For the data below, work out how many lines include the string "Output" and report only the number.

----- THE DATA

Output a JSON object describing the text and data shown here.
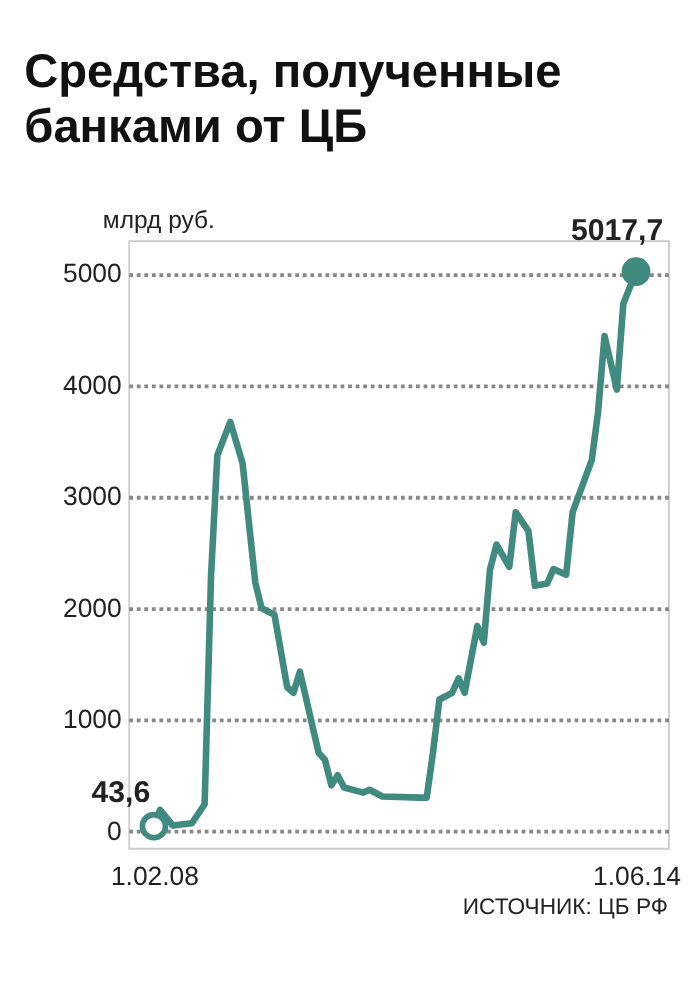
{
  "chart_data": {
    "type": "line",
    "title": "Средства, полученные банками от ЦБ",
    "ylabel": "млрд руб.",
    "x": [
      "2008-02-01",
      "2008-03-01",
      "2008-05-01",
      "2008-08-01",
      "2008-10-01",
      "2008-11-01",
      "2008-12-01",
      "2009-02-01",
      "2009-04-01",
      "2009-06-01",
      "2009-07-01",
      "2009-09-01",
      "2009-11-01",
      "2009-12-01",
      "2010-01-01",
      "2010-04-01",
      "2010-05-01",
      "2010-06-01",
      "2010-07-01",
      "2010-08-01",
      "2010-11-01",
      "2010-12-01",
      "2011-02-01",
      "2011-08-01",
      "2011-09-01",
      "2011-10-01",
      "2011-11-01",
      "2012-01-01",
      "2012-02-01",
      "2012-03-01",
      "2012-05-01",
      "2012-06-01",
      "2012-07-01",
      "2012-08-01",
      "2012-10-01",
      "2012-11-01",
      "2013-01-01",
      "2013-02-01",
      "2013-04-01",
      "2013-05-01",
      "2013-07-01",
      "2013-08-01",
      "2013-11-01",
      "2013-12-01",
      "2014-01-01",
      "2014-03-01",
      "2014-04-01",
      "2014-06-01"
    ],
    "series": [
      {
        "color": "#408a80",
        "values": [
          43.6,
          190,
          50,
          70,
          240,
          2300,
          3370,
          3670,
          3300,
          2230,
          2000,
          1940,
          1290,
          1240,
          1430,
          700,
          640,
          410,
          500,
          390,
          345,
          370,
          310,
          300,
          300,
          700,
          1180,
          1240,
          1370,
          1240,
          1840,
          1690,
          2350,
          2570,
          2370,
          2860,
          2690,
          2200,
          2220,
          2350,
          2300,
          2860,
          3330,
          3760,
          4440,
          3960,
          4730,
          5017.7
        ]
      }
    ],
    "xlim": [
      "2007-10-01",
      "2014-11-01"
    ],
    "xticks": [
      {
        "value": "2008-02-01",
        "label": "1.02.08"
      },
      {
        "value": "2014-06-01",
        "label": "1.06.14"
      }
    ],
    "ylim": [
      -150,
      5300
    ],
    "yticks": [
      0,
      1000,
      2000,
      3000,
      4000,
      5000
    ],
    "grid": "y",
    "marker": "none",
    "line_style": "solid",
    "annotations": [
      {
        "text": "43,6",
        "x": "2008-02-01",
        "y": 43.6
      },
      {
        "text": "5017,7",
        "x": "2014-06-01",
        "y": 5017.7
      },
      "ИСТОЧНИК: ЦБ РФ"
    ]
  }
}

----------
----- THE DATA

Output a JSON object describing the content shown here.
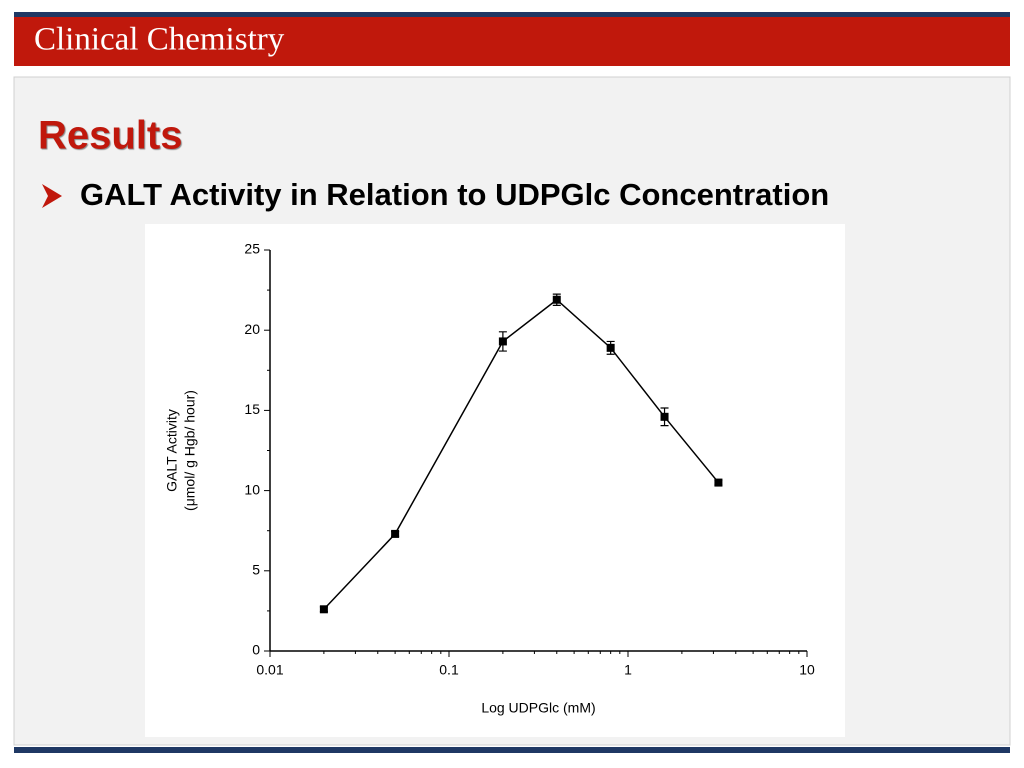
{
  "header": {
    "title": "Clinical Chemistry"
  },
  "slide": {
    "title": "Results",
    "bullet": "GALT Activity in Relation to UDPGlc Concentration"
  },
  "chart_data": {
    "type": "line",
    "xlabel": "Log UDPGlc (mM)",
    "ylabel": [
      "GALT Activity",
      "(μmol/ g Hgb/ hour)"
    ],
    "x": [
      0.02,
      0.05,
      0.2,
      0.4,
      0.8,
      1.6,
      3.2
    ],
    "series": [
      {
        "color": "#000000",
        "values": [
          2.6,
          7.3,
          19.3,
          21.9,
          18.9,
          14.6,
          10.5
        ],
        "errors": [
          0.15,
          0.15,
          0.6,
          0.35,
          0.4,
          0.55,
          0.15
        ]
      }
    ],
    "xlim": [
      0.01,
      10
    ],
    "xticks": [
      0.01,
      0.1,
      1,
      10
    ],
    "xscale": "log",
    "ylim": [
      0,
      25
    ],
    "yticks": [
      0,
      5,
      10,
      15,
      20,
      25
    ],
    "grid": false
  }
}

----------
----- THE DATA

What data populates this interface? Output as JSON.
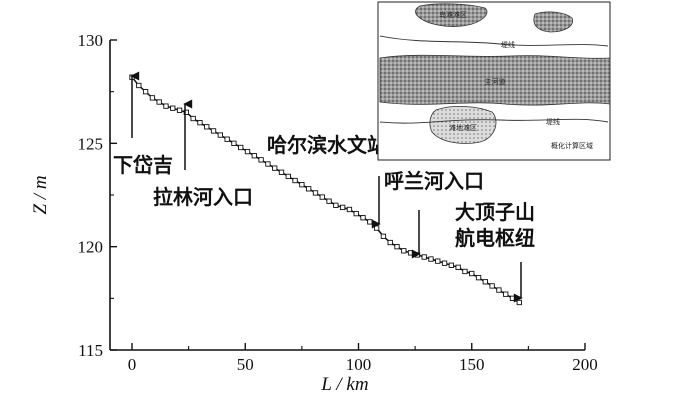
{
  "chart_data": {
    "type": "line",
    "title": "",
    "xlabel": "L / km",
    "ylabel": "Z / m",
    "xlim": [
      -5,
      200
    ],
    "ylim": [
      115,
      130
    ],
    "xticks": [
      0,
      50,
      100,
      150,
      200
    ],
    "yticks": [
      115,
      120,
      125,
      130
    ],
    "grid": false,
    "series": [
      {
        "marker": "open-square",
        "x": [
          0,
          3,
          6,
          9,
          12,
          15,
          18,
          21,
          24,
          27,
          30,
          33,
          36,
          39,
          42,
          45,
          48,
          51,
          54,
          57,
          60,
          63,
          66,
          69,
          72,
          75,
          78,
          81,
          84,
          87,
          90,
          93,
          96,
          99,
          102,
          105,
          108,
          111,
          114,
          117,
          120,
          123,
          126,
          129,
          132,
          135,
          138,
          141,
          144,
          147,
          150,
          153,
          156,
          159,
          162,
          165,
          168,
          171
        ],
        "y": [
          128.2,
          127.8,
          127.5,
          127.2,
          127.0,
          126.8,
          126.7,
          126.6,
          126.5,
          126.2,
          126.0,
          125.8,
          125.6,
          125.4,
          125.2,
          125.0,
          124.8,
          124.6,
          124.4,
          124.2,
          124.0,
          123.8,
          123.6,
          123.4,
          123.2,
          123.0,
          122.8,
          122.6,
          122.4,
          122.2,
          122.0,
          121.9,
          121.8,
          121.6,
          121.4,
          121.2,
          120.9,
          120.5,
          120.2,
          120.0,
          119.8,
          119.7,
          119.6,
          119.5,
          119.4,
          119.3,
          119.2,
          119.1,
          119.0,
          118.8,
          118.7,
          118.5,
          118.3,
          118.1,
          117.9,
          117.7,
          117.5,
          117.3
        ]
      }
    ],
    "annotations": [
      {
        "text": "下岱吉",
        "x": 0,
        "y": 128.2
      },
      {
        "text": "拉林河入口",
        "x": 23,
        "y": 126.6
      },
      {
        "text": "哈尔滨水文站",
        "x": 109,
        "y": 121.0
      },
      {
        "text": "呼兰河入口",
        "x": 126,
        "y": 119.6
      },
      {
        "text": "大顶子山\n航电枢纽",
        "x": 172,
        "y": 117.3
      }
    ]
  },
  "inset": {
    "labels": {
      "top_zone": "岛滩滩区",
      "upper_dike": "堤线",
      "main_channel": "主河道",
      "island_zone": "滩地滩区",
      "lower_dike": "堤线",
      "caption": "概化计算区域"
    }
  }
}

----------

> [WRITTEN RESPONSE]: 3